◆ **What you have to do**: Every entry must be given again exactly.

◆ **Records**:
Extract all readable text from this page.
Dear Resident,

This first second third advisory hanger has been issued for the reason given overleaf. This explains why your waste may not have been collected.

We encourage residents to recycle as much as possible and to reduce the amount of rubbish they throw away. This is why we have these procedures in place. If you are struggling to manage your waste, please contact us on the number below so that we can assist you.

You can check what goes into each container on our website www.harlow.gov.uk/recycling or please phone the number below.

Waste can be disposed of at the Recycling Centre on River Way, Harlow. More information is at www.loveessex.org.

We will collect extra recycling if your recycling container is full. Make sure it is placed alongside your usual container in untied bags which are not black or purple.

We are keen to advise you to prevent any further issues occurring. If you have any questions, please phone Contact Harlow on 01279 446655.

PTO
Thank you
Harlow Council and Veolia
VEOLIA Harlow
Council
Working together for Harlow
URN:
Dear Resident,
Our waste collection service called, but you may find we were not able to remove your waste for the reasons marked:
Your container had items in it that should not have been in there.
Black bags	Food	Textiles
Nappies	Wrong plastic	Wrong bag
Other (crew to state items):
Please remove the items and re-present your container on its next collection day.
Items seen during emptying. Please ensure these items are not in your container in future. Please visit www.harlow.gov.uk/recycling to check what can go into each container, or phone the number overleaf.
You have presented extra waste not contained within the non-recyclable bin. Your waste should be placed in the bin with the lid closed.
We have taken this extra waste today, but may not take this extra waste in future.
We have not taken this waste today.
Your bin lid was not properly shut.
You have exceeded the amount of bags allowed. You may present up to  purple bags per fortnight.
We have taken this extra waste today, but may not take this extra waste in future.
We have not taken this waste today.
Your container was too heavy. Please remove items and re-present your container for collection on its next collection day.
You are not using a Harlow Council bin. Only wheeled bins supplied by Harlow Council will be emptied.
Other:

◆ **Response**:
Extract all readable text from this page.
Dear Resident,

This first second third advisory hanger has been issued for the reason given overleaf. This explains why your waste may not have been collected.

We encourage residents to recycle as much as possible and to reduce the amount of rubbish they throw away. This is why we have these procedures in place. If you are struggling to manage your waste, please contact us on the number below so that we can assist you.

You can check what goes into each container on our website www.harlow.gov.uk/recycling or please phone the number below.

Waste can be disposed of at the Recycling Centre on River Way, Harlow. More information is at www.loveessex.org.

We will collect extra recycling if your recycling container is full. Make sure it is placed alongside your usual container in untied bags which are not black or purple.

We are keen to advise you to prevent any further issues occurring. If you have any questions, please phone Contact Harlow on 01279 446655.

PTO
Thank you
Harlow Council and Veolia
VEOLIA Harlow
Council
Working together for Harlow
URN:
Dear Resident,
Our waste collection service called, but you may find we were not able to remove your waste for the reasons marked:
Your container had items in it that should not have been in there.
Black bags	Food	Textiles
Nappies	Wrong plastic	Wrong bag
Other (crew to state items):
Please remove the items and re-present your container on its next collection day.
Items seen during emptying. Please ensure these items are not in your container in future. Please visit www.harlow.gov.uk/recycling to check what can go into each container, or phone the number overleaf.
You have presented extra waste not contained within the non-recyclable bin. Your waste should be placed in the bin with the lid closed.
We have taken this extra waste today, but may not take this extra waste in future.
We have not taken this waste today.
Your bin lid was not properly shut.
You have exceeded the amount of bags allowed. You may present up to  purple bags per fortnight.
We have taken this extra waste today, but may not take this extra waste in future.
We have not taken this waste today.
Your container was too heavy. Please remove items and re-present your container for collection on its next collection day.
You are not using a Harlow Council bin. Only wheeled bins supplied by Harlow Council will be emptied.
Other:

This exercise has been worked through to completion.